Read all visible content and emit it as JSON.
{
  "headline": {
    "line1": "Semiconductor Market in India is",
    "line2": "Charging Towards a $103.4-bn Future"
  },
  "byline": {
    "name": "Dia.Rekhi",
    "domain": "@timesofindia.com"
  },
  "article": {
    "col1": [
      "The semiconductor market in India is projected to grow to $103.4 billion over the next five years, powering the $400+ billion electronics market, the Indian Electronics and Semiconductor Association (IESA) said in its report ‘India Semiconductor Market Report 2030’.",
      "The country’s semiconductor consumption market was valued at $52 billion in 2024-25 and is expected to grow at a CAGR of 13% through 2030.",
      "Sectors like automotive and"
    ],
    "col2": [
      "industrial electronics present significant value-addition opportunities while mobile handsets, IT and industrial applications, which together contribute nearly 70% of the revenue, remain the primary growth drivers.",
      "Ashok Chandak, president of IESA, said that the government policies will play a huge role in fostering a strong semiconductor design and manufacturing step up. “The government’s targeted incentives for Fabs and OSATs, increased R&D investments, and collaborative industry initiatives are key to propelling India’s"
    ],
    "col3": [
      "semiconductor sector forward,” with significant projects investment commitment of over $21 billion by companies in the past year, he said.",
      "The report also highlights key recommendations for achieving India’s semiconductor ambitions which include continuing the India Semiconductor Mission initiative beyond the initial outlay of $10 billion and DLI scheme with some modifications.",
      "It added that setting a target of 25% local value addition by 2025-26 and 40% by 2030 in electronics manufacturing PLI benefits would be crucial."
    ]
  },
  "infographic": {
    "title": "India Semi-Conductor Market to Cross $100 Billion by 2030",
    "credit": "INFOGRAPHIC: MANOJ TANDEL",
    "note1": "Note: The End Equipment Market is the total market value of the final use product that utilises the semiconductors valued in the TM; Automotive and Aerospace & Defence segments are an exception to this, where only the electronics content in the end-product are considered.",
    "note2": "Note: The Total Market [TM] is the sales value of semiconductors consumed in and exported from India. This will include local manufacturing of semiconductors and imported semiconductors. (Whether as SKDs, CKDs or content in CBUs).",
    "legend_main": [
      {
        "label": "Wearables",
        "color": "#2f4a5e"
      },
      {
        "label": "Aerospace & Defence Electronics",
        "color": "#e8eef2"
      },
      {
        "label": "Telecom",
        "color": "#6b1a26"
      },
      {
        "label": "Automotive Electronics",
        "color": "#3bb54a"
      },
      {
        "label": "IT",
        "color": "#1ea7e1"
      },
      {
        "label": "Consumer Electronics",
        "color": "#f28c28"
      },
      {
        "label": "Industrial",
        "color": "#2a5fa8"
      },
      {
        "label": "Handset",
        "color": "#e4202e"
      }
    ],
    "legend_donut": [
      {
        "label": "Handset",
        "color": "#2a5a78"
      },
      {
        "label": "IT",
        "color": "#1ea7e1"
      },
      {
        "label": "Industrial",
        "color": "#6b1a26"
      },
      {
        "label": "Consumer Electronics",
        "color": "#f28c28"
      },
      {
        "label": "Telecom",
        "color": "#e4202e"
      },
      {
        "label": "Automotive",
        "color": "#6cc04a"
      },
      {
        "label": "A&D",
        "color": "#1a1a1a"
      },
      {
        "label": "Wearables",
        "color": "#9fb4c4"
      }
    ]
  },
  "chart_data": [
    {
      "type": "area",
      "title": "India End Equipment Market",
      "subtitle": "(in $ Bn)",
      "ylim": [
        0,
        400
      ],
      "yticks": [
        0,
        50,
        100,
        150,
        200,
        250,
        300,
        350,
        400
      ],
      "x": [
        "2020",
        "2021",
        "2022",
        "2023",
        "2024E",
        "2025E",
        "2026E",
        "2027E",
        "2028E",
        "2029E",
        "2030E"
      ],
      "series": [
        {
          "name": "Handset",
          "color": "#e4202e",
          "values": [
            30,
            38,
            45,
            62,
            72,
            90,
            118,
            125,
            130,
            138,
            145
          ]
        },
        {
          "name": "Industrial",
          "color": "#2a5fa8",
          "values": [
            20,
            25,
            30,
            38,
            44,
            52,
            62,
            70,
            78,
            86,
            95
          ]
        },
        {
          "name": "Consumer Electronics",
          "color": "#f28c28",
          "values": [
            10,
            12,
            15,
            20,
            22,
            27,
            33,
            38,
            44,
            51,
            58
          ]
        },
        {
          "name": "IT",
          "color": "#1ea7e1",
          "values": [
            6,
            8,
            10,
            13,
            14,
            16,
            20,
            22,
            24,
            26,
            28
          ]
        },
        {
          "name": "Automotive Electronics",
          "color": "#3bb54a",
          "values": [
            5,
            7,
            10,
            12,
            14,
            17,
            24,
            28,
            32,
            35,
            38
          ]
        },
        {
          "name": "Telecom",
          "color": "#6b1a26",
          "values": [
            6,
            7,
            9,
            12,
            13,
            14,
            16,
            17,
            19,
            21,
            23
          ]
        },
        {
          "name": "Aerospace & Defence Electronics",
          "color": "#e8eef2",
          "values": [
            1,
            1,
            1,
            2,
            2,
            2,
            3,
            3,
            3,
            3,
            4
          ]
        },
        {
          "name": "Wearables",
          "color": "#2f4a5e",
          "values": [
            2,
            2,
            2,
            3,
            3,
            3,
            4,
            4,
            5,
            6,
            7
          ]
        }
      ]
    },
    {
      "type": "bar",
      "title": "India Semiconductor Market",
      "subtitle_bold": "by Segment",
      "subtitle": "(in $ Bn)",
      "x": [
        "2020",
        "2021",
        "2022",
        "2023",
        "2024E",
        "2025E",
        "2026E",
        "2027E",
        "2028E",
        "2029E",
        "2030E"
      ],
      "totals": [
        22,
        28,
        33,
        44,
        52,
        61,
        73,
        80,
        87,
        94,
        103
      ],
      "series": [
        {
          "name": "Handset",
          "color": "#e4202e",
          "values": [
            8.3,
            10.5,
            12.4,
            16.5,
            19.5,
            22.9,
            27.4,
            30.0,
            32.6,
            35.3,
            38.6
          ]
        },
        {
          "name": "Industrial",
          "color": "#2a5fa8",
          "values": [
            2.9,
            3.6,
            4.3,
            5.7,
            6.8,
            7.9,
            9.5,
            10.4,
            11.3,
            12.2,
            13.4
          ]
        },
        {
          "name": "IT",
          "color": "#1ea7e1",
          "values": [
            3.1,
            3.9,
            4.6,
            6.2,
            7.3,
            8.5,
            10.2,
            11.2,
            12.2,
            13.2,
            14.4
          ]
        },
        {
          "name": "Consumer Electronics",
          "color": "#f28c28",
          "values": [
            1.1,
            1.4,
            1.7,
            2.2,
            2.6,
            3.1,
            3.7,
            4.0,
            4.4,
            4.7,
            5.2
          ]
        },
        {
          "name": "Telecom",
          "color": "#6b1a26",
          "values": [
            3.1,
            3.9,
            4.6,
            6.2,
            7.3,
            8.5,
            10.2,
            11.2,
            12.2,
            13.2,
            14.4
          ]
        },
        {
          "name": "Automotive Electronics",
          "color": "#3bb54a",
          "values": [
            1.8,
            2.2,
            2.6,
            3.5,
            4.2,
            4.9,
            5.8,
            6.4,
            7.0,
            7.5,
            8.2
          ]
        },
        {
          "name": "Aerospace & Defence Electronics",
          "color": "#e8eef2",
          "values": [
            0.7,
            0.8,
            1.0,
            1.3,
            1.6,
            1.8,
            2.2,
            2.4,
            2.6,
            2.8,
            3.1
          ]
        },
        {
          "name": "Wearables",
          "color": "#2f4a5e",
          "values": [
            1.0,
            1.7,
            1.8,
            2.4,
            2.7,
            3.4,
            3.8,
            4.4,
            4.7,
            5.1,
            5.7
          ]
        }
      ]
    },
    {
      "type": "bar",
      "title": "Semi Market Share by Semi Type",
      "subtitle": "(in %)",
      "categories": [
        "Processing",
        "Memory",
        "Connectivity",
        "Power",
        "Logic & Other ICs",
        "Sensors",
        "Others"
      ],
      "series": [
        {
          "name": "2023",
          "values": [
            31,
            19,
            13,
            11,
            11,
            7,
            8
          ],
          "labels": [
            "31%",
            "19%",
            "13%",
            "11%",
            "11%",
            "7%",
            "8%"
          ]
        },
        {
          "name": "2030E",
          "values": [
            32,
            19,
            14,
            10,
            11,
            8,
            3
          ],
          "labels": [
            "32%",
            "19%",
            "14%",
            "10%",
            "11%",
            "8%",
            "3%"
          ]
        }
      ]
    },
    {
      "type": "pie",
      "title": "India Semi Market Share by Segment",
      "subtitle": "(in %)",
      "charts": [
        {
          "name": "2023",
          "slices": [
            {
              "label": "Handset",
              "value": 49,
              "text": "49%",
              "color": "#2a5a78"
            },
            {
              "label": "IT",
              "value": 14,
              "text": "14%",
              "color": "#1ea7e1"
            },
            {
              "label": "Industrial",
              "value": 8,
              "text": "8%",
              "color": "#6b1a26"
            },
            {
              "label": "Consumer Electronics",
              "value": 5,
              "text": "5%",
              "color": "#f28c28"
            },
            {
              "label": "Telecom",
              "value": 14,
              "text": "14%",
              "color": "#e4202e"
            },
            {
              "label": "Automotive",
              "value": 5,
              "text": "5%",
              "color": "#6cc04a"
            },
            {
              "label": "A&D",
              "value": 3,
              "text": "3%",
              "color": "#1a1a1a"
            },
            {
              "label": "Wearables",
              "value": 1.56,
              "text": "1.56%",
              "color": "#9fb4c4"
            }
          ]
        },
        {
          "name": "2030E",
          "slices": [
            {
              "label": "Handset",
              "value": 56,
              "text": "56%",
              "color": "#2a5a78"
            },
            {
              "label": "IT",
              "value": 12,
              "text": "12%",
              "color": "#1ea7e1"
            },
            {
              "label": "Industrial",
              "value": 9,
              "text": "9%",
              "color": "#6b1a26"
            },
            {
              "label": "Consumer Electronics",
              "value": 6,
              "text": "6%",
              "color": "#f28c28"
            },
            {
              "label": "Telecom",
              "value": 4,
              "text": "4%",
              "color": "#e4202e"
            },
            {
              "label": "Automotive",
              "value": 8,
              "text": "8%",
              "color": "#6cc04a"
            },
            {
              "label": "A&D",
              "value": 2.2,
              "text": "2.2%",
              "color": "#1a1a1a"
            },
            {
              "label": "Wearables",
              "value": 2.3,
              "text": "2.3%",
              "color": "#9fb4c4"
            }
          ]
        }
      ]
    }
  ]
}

________________

### The problem
Where does the word "addition" appear? Return each line that holds it.

### Result for this task
      "industrial electronics present significant value-addition opportunities while mobile handsets, IT and industrial applications, which together contribute nearly 70% of the revenue, remain the primary growth drivers.",
      "It added that setting a target of 25% local value addition by 2025-26 and 40% by 2030 in electronics manufacturing PLI benefits would be crucial."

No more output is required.